[start of Source records]

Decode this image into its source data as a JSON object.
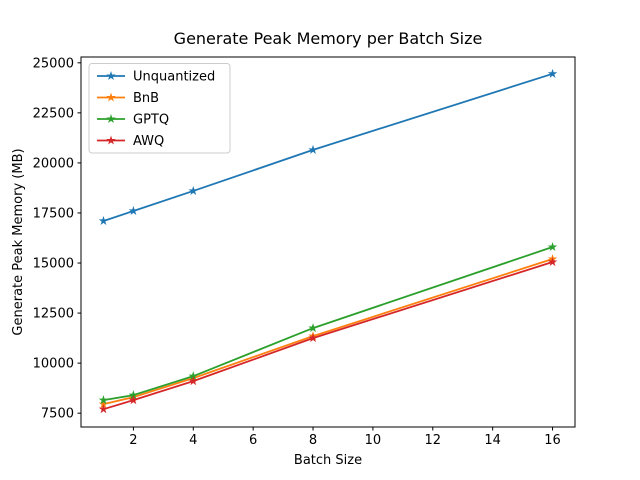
{
  "figure": {
    "background": "#ffffff",
    "spine_color": "#000000"
  },
  "chart_data": {
    "type": "line",
    "title": "Generate Peak Memory per Batch Size",
    "xlabel": "Batch Size",
    "ylabel": "Generate Peak Memory (MB)",
    "x": [
      1,
      2,
      4,
      8,
      16
    ],
    "series": [
      {
        "name": "Unquantized",
        "color": "#1f77b4",
        "values": [
          17100,
          17600,
          18600,
          20650,
          24450
        ]
      },
      {
        "name": "BnB",
        "color": "#ff7f0e",
        "values": [
          7950,
          8300,
          9250,
          11350,
          15200
        ]
      },
      {
        "name": "GPTQ",
        "color": "#2ca02c",
        "values": [
          8150,
          8400,
          9350,
          11750,
          15800
        ]
      },
      {
        "name": "AWQ",
        "color": "#d62728",
        "values": [
          7700,
          8150,
          9100,
          11250,
          15050
        ]
      }
    ],
    "marker": "star",
    "line_width": 1.8,
    "xticks": [
      2,
      4,
      6,
      8,
      10,
      12,
      14,
      16
    ],
    "yticks": [
      7500,
      10000,
      12500,
      15000,
      17500,
      20000,
      22500,
      25000
    ],
    "xlim": [
      0.25,
      16.75
    ],
    "ylim": [
      6810,
      25290
    ],
    "grid": false,
    "legend_position": "upper-left",
    "legend_border_color": "#cccccc"
  }
}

[end of Source records]

** Exercise objective **
Reproduce every line of the material precisely, omitting its pictures.

** Result **
Decode this image into its source data as a JSON object.
{
  "figure": {
    "background": "#ffffff",
    "spine_color": "#000000"
  },
  "chart_data": {
    "type": "line",
    "title": "Generate Peak Memory per Batch Size",
    "xlabel": "Batch Size",
    "ylabel": "Generate Peak Memory (MB)",
    "x": [
      1,
      2,
      4,
      8,
      16
    ],
    "series": [
      {
        "name": "Unquantized",
        "color": "#1f77b4",
        "values": [
          17100,
          17600,
          18600,
          20650,
          24450
        ]
      },
      {
        "name": "BnB",
        "color": "#ff7f0e",
        "values": [
          7950,
          8300,
          9250,
          11350,
          15200
        ]
      },
      {
        "name": "GPTQ",
        "color": "#2ca02c",
        "values": [
          8150,
          8400,
          9350,
          11750,
          15800
        ]
      },
      {
        "name": "AWQ",
        "color": "#d62728",
        "values": [
          7700,
          8150,
          9100,
          11250,
          15050
        ]
      }
    ],
    "marker": "star",
    "line_width": 1.8,
    "xticks": [
      2,
      4,
      6,
      8,
      10,
      12,
      14,
      16
    ],
    "yticks": [
      7500,
      10000,
      12500,
      15000,
      17500,
      20000,
      22500,
      25000
    ],
    "xlim": [
      0.25,
      16.75
    ],
    "ylim": [
      6810,
      25290
    ],
    "grid": false,
    "legend_position": "upper-left",
    "legend_border_color": "#cccccc"
  }
}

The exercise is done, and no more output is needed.